▶ [Text excerpt]:
──────────────────────────────

The study also highlights challenges in implementing Big Data Analytics, emphasizing the crucial need for precise data quality assessment models and secure frameworks. Machine learning and data analytics play a pivotal role in overcoming challenges, particularly in fault detection, load forecasting, and reservoir management. The call for open-source databases and integration with machine learning addresses the scarcity of datasets, reflecting challenges in maximizing Big Data’s potential.

Furthermore, the paper recommends future research trends, including advanced data quality assessment models, frameworks for high-dimensional data and solutions for secure communication. Emphasizing open-source databases and integrating machine learning promotes a collaborative and transparent approach. The call for interpretable models reflects a trend toward understanding and optimizing Big Data Analytics. Overall, these recommendations shape the future direction of Big Data applications in diverse industries.

PS3—A survey on IoT Big Data current status, 13 V’s challenges, and future directions [22]

The document delves into the landscape of Big Data Analytics, particularly exploring its integration with the Internet of Things. Application domains such as energy, healthcare, transportation, and smart cities emerge prominently. The discussion unfolds how these domains have evolved, signalling a shift towards IoT-driven intelligent applications.

Within this expansive terrain, the study identifies and elucidates 13 major challenges encapsulated by the “13 V’s”. These challenges span traditional aspects like volume, velocity, and variety, extending to less common concerns like vagueness and location-aware data processing. The document also offers innovative solutions, like edge-based processing and semantic representation, as strategies to manage these complex challenges.

In regards to the future, the document outlines emerging trends anticipated to define the Big Data landscape in the coming 5 to 10 years. These include a focus on energy-efficient data acquisition, the integration of machine learning and deep learning for advanced analytics, a strategic emphasis on edge and fog infrastructures, the evolving paradigm of multi-cloud data management, a shift towards data-oriented network addressing, and the increasing adoption of blockchain technology. These trends collectively indicate a trajectory towards more efficient, scalable, and secure practices in Big Data Analytics, particularly within the realm of IoT applications.

PS4—A systematic literature review on features of deep learning in Big Data analytics [23]

The document navigates the evolution of Big Data, emphasizing challenges and the rise of machine learning, particularly Deep Learning. Machine learning’s widespread use, observed in areas like healthcare and finance, underscores its crucial role. Even in complex data scenarios, its effectiveness is evident, as demonstrated by the U.S. Department of Homeland Security’s success in identifying threats.

Recognizing a gap in existing research, the document proposes a review focusing on Deep Learning in Big Data Analytics. The goal is to explore features like hierarchical layers and high-level abstraction. The study emphasizes Deep Learning’s strength in handling extensive datasets, its versatility, and its ability to prevent over fitting.

──────────────────────────────

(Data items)
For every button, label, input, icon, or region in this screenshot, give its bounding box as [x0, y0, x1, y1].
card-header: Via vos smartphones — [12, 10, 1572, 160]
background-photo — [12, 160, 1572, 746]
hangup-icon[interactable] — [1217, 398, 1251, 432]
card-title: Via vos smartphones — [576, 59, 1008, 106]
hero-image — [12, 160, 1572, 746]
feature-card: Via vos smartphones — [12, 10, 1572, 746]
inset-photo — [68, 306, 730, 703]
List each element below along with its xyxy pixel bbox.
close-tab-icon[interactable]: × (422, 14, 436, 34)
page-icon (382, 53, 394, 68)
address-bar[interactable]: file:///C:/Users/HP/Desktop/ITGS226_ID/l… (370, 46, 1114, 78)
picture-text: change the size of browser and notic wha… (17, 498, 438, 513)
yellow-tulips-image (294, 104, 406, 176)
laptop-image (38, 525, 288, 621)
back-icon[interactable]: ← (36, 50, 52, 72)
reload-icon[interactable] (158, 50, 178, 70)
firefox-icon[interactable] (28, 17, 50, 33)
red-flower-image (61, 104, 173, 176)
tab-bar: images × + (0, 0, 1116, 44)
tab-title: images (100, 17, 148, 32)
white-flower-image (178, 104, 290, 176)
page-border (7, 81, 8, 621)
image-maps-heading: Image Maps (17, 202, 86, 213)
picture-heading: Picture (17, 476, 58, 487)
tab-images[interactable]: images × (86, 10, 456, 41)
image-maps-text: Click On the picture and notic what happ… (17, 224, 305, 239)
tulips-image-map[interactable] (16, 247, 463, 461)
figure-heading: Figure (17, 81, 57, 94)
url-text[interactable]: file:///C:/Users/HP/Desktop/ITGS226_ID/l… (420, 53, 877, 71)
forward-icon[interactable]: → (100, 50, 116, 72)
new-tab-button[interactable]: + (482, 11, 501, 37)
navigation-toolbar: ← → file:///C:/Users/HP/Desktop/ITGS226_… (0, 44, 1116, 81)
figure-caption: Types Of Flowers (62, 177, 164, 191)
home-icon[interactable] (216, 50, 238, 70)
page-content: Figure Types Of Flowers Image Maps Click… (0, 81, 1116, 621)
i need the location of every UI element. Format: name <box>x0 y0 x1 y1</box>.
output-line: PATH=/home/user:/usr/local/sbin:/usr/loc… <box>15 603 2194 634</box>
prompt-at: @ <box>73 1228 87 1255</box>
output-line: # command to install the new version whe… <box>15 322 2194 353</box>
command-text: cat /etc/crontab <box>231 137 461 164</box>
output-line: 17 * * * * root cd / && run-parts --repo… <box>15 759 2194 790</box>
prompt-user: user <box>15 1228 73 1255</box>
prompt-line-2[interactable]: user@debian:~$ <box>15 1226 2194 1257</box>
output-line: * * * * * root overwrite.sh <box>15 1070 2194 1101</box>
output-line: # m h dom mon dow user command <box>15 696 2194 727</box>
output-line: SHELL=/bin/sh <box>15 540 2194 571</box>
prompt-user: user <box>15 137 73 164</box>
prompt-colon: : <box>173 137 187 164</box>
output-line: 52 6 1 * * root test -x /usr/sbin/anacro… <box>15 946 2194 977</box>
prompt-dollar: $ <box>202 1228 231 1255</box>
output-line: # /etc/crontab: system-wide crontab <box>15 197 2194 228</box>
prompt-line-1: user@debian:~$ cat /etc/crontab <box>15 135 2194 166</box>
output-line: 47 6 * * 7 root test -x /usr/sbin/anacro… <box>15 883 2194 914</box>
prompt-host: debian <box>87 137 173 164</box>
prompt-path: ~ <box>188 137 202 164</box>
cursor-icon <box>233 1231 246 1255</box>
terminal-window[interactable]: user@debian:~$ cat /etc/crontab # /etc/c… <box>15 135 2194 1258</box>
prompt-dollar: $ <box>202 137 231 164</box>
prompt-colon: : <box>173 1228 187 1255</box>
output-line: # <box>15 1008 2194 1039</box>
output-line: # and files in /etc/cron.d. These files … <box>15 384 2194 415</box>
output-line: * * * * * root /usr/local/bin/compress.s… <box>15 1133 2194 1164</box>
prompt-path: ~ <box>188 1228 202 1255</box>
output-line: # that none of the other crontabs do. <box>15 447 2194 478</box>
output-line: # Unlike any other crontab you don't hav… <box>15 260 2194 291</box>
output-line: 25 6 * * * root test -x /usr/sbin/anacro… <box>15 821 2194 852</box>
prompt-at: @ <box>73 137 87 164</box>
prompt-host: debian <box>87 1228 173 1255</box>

──────────────────────────────

▶ [Assigned task]:
Reproduce word for word the passage of the Big Data Analytics text that starts with "The document delves" and ends with "IoT-driven intelligent applications.".

▶ [Response area]:
The document delves into the landscape of Big Data Analytics, particularly exploring its integration with the Internet of Things. Application domains such as energy, healthcare, transportation, and smart cities emerge prominently. The discussion unfolds how these domains have evolved, signalling a shift towards IoT-driven intelligent applications.